## Exercise data

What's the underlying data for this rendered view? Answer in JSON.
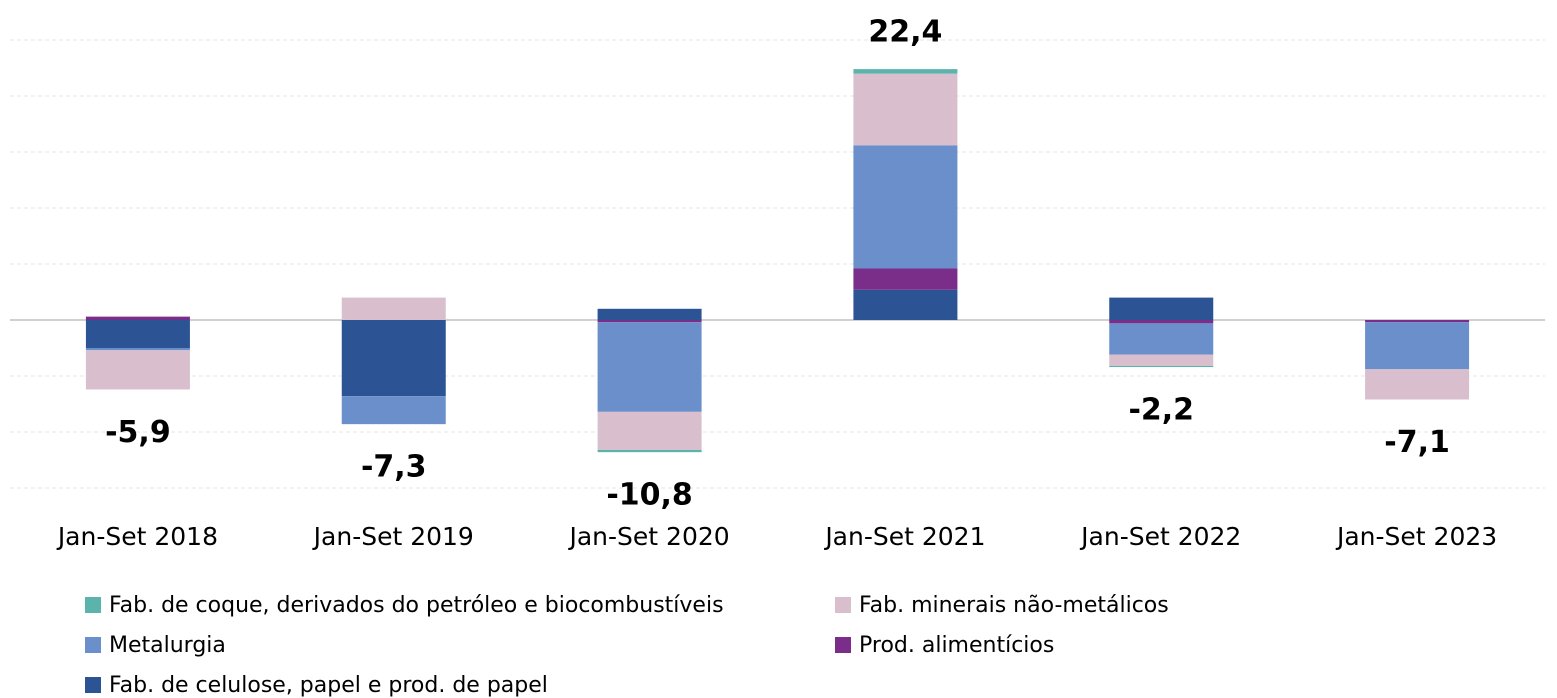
{
  "chart_data": {
    "type": "stacked_bar",
    "categories": [
      "Jan-Set 2018",
      "Jan-Set 2019",
      "Jan-Set 2020",
      "Jan-Set 2021",
      "Jan-Set 2022",
      "Jan-Set 2023"
    ],
    "series": [
      {
        "name": "Fab. de coque, derivados do petróleo e biocombustíveis",
        "color": "#5bb3ac",
        "values": [
          0,
          0,
          -0.2,
          0.4,
          -0.1,
          0
        ]
      },
      {
        "name": "Fab. minerais não-metálicos",
        "color": "#d9bfcd",
        "values": [
          -3.5,
          2.0,
          -3.4,
          6.4,
          -1.0,
          -2.7
        ]
      },
      {
        "name": "Metalurgia",
        "color": "#6a8fcb",
        "values": [
          -0.2,
          -2.5,
          -8.0,
          11.0,
          -2.8,
          -4.2
        ]
      },
      {
        "name": "Prod. alimentícios",
        "color": "#7b2d8a",
        "values": [
          0.3,
          0,
          -0.2,
          1.9,
          -0.3,
          -0.2
        ]
      },
      {
        "name": "Fab. de celulose, papel e prod. de papel",
        "color": "#2c5393",
        "values": [
          -2.5,
          -6.8,
          1.0,
          2.7,
          2.0,
          0
        ]
      }
    ],
    "stack_order": [
      4,
      3,
      2,
      1,
      0
    ],
    "totals": [
      -5.9,
      -7.3,
      -10.8,
      22.4,
      -2.2,
      -7.1
    ],
    "value_labels": [
      "-5,9",
      "-7,3",
      "-10,8",
      "22,4",
      "-2,2",
      "-7,1"
    ],
    "label_color": "#1aa3e8",
    "ylim": [
      -15,
      25
    ],
    "yticks": [
      -15,
      -10,
      -5,
      0,
      5,
      10,
      15,
      20,
      25
    ],
    "grid": true
  }
}
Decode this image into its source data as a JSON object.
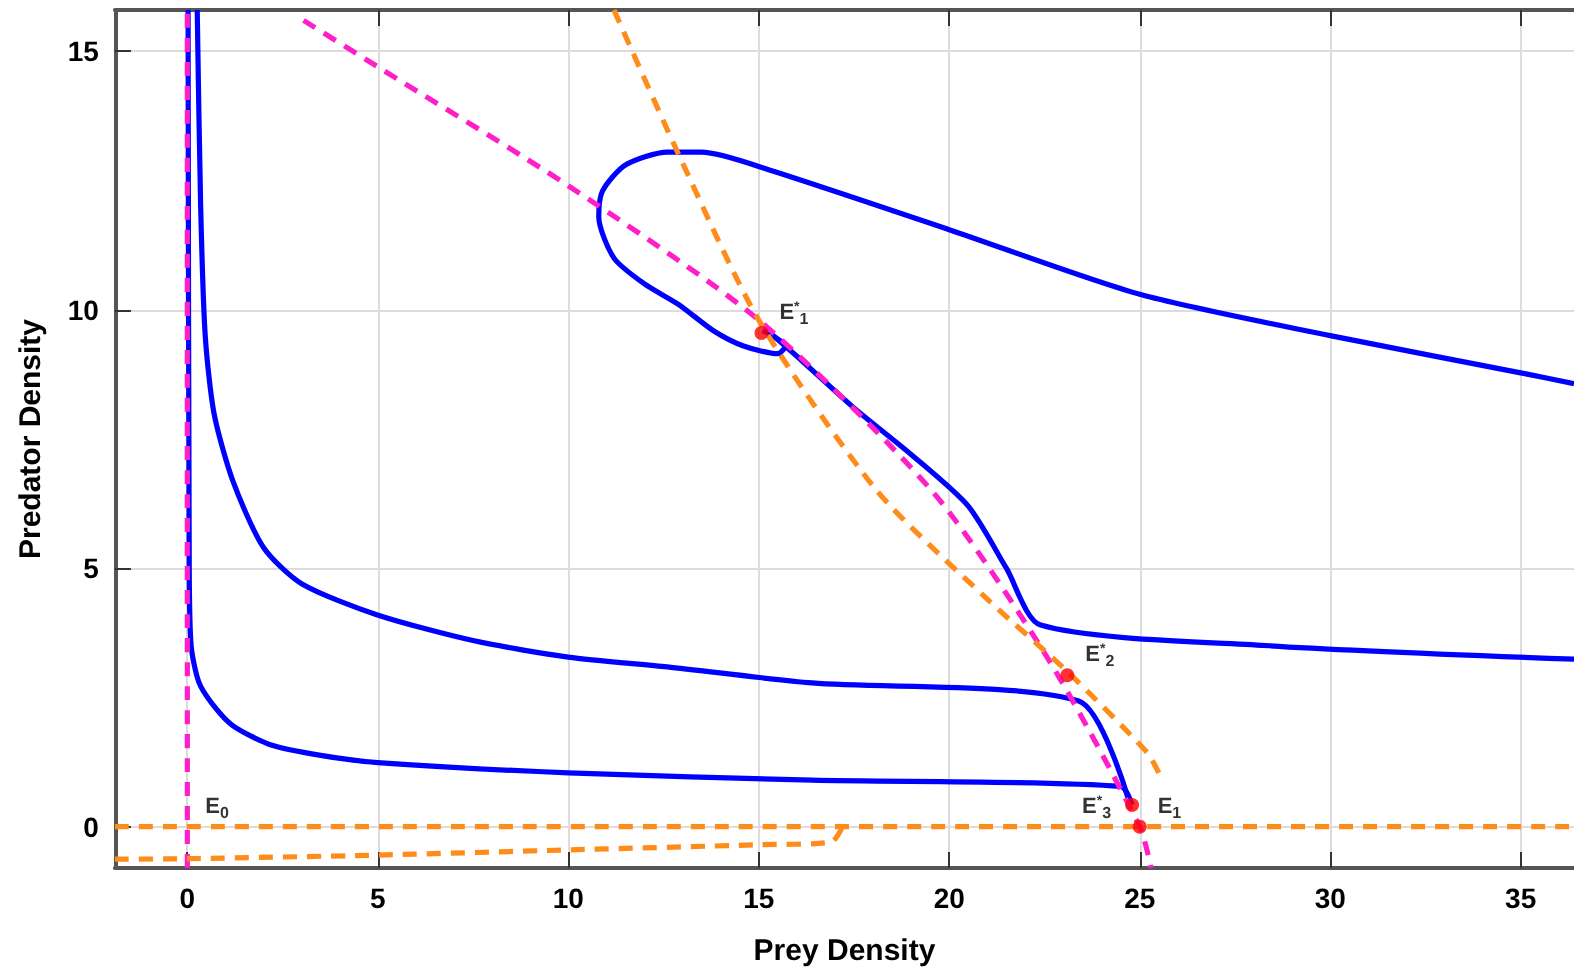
{
  "chart_data": {
    "type": "line",
    "xlabel": "Prey Density",
    "ylabel": "Predator Density",
    "xlim": [
      -1.9,
      36.4
    ],
    "ylim": [
      -0.8,
      15.8
    ],
    "xticks": [
      0,
      5,
      10,
      15,
      20,
      25,
      30,
      35
    ],
    "yticks": [
      0,
      5,
      10,
      15
    ],
    "grid": true,
    "marker": "none",
    "series": [
      {
        "color": "#ff1fc8",
        "line_style": "dashed",
        "x": [
          0,
          0
        ],
        "values": [
          -0.8,
          15.8
        ]
      },
      {
        "color": "#ff1fc8",
        "line_style": "dashed",
        "x": [
          3.05,
          5,
          10,
          15,
          19.6,
          22.6,
          25,
          25.3
        ],
        "values": [
          15.6,
          14.7,
          12.4,
          9.8,
          6.45,
          3.24,
          0,
          -0.8
        ]
      },
      {
        "color": "#ff8c1a",
        "line_style": "dashed",
        "x": [
          11.2,
          12.9,
          15,
          18.1,
          21,
          23.1,
          25.2,
          25.5
        ],
        "values": [
          15.8,
          13.0,
          9.8,
          6.5,
          4.4,
          3.0,
          1.43,
          1.04
        ]
      },
      {
        "color": "#ff8c1a",
        "line_style": "dashed",
        "x": [
          -1.9,
          36.4
        ],
        "values": [
          0,
          0
        ]
      },
      {
        "color": "#ff8c1a",
        "line_style": "dashed",
        "x": [
          -1.9,
          0,
          5,
          10,
          15,
          16.9,
          17.2
        ],
        "values": [
          -0.63,
          -0.62,
          -0.55,
          -0.45,
          -0.35,
          -0.3,
          0
        ]
      },
      {
        "color": "#0000ff",
        "line_style": "solid",
        "x": [
          36.4,
          35,
          30,
          25,
          20,
          15.3,
          13.5,
          12.6,
          11.5,
          10.9,
          10.8,
          11.2,
          12.0,
          12.9,
          13.8,
          14.6,
          15.5,
          15.7,
          15.1
        ],
        "values": [
          8.57,
          8.78,
          9.5,
          10.3,
          11.55,
          12.7,
          13.05,
          13.05,
          12.8,
          12.3,
          11.8,
          11.0,
          10.5,
          10.1,
          9.6,
          9.3,
          9.15,
          9.3,
          9.6
        ]
      },
      {
        "color": "#0000ff",
        "line_style": "solid",
        "x": [
          36.4,
          28.4,
          22.4,
          21.5,
          20.5,
          19,
          17.5,
          16,
          15.3
        ],
        "values": [
          3.24,
          3.5,
          3.9,
          5.0,
          6.2,
          7.2,
          8.1,
          9.1,
          9.55
        ]
      },
      {
        "color": "#0000ff",
        "line_style": "solid",
        "x": [
          0.26,
          0.35,
          0.47,
          0.7,
          1.19,
          2.0,
          3.0,
          4.97,
          7.5,
          10,
          12.6,
          16.4,
          23.4,
          24.7
        ],
        "values": [
          15.8,
          12,
          9.5,
          8,
          6.7,
          5.4,
          4.7,
          4.1,
          3.6,
          3.28,
          3.09,
          2.78,
          2.43,
          0.54
        ]
      },
      {
        "color": "#0000ff",
        "line_style": "solid",
        "x": [
          0.02,
          0.05,
          0.1,
          0.3,
          0.67,
          1.2,
          2.2,
          3.5,
          5,
          10,
          16.4,
          24.5,
          24.8
        ],
        "values": [
          15.8,
          5,
          3.5,
          2.8,
          2.36,
          1.95,
          1.58,
          1.38,
          1.24,
          1.04,
          0.9,
          0.78,
          0.42
        ]
      },
      {
        "type": "scatter",
        "marker": "circle",
        "color": "#ff0000",
        "x": [
          15.07,
          23.1,
          24.8,
          25
        ],
        "values": [
          9.55,
          2.93,
          0.42,
          0
        ]
      }
    ],
    "annotations": [
      {
        "text": "E$^{*}$$_{1}$",
        "x": 15.07,
        "y": 9.55
      },
      {
        "text": "E$^{*}$$_{2}$",
        "x": 23.1,
        "y": 2.93
      },
      {
        "text": "E$^{*}$$_{3}$",
        "x": 24.8,
        "y": 0.42
      },
      {
        "text": "E$_{1}$",
        "x": 25,
        "y": 0
      },
      {
        "text": "E$_{0}$",
        "x": 0,
        "y": 0
      }
    ]
  }
}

## Exercise
Print the entries above exactly, taking out only the pictures.

## Written answer
What's the underlying data for this rendered view? Answer in JSON.
{
  "chart_data": {
    "type": "stacked_bar",
    "categories": [
      "Jan-Set 2018",
      "Jan-Set 2019",
      "Jan-Set 2020",
      "Jan-Set 2021",
      "Jan-Set 2022",
      "Jan-Set 2023"
    ],
    "series": [
      {
        "name": "Fab. de coque, derivados do petróleo e biocombustíveis",
        "color": "#5bb3ac",
        "values": [
          0,
          0,
          -0.2,
          0.4,
          -0.1,
          0
        ]
      },
      {
        "name": "Fab. minerais não-metálicos",
        "color": "#d9bfcd",
        "values": [
          -3.5,
          2.0,
          -3.4,
          6.4,
          -1.0,
          -2.7
        ]
      },
      {
        "name": "Metalurgia",
        "color": "#6a8fcb",
        "values": [
          -0.2,
          -2.5,
          -8.0,
          11.0,
          -2.8,
          -4.2
        ]
      },
      {
        "name": "Prod. alimentícios",
        "color": "#7b2d8a",
        "values": [
          0.3,
          0,
          -0.2,
          1.9,
          -0.3,
          -0.2
        ]
      },
      {
        "name": "Fab. de celulose, papel e prod. de papel",
        "color": "#2c5393",
        "values": [
          -2.5,
          -6.8,
          1.0,
          2.7,
          2.0,
          0
        ]
      }
    ],
    "stack_order": [
      4,
      3,
      2,
      1,
      0
    ],
    "totals": [
      -5.9,
      -7.3,
      -10.8,
      22.4,
      -2.2,
      -7.1
    ],
    "value_labels": [
      "-5,9",
      "-7,3",
      "-10,8",
      "22,4",
      "-2,2",
      "-7,1"
    ],
    "label_color": "#1aa3e8",
    "ylim": [
      -15,
      25
    ],
    "yticks": [
      -15,
      -10,
      -5,
      0,
      5,
      10,
      15,
      20,
      25
    ],
    "grid": true
  }
}
Decode this image into its source data as a JSON object.
{
  "chart_data": {
    "type": "line",
    "xlabel": "Prey Density",
    "ylabel": "Predator Density",
    "xlim": [
      -1.9,
      36.4
    ],
    "ylim": [
      -0.8,
      15.8
    ],
    "xticks": [
      0,
      5,
      10,
      15,
      20,
      25,
      30,
      35
    ],
    "yticks": [
      0,
      5,
      10,
      15
    ],
    "grid": true,
    "marker": "none",
    "series": [
      {
        "color": "#ff1fc8",
        "line_style": "dashed",
        "x": [
          0,
          0
        ],
        "values": [
          -0.8,
          15.8
        ]
      },
      {
        "color": "#ff1fc8",
        "line_style": "dashed",
        "x": [
          3.05,
          5,
          10,
          15,
          19.6,
          22.6,
          25,
          25.3
        ],
        "values": [
          15.6,
          14.7,
          12.4,
          9.8,
          6.45,
          3.24,
          0,
          -0.8
        ]
      },
      {
        "color": "#ff8c1a",
        "line_style": "dashed",
        "x": [
          11.2,
          12.9,
          15,
          18.1,
          21,
          23.1,
          25.2,
          25.5
        ],
        "values": [
          15.8,
          13.0,
          9.8,
          6.5,
          4.4,
          3.0,
          1.43,
          1.04
        ]
      },
      {
        "color": "#ff8c1a",
        "line_style": "dashed",
        "x": [
          -1.9,
          36.4
        ],
        "values": [
          0,
          0
        ]
      },
      {
        "color": "#ff8c1a",
        "line_style": "dashed",
        "x": [
          -1.9,
          0,
          5,
          10,
          15,
          16.9,
          17.2
        ],
        "values": [
          -0.63,
          -0.62,
          -0.55,
          -0.45,
          -0.35,
          -0.3,
          0
        ]
      },
      {
        "color": "#0000ff",
        "line_style": "solid",
        "x": [
          36.4,
          35,
          30,
          25,
          20,
          15.3,
          13.5,
          12.6,
          11.5,
          10.9,
          10.8,
          11.2,
          12.0,
          12.9,
          13.8,
          14.6,
          15.5,
          15.7,
          15.1
        ],
        "values": [
          8.57,
          8.78,
          9.5,
          10.3,
          11.55,
          12.7,
          13.05,
          13.05,
          12.8,
          12.3,
          11.8,
          11.0,
          10.5,
          10.1,
          9.6,
          9.3,
          9.15,
          9.3,
          9.6
        ]
      },
      {
        "color": "#0000ff",
        "line_style": "solid",
        "x": [
          36.4,
          28.4,
          22.4,
          21.5,
          20.5,
          19,
          17.5,
          16,
          15.3
        ],
        "values": [
          3.24,
          3.5,
          3.9,
          5.0,
          6.2,
          7.2,
          8.1,
          9.1,
          9.55
        ]
      },
      {
        "color": "#0000ff",
        "line_style": "solid",
        "x": [
          0.26,
          0.35,
          0.47,
          0.7,
          1.19,
          2.0,
          3.0,
          4.97,
          7.5,
          10,
          12.6,
          16.4,
          23.4,
          24.7
        ],
        "values": [
          15.8,
          12,
          9.5,
          8,
          6.7,
          5.4,
          4.7,
          4.1,
          3.6,
          3.28,
          3.09,
          2.78,
          2.43,
          0.54
        ]
      },
      {
        "color": "#0000ff",
        "line_style": "solid",
        "x": [
          0.02,
          0.05,
          0.1,
          0.3,
          0.67,
          1.2,
          2.2,
          3.5,
          5,
          10,
          16.4,
          24.5,
          24.8
        ],
        "values": [
          15.8,
          5,
          3.5,
          2.8,
          2.36,
          1.95,
          1.58,
          1.38,
          1.24,
          1.04,
          0.9,
          0.78,
          0.42
        ]
      },
      {
        "type": "scatter",
        "marker": "circle",
        "color": "#ff0000",
        "x": [
          15.07,
          23.1,
          24.8,
          25
        ],
        "values": [
          9.55,
          2.93,
          0.42,
          0
        ]
      }
    ],
    "annotations": [
      {
        "text": "E$^{*}$$_{1}$",
        "x": 15.07,
        "y": 9.55
      },
      {
        "text": "E$^{*}$$_{2}$",
        "x": 23.1,
        "y": 2.93
      },
      {
        "text": "E$^{*}$$_{3}$",
        "x": 24.8,
        "y": 0.42
      },
      {
        "text": "E$_{1}$",
        "x": 25,
        "y": 0
      },
      {
        "text": "E$_{0}$",
        "x": 0,
        "y": 0
      }
    ]
  }
}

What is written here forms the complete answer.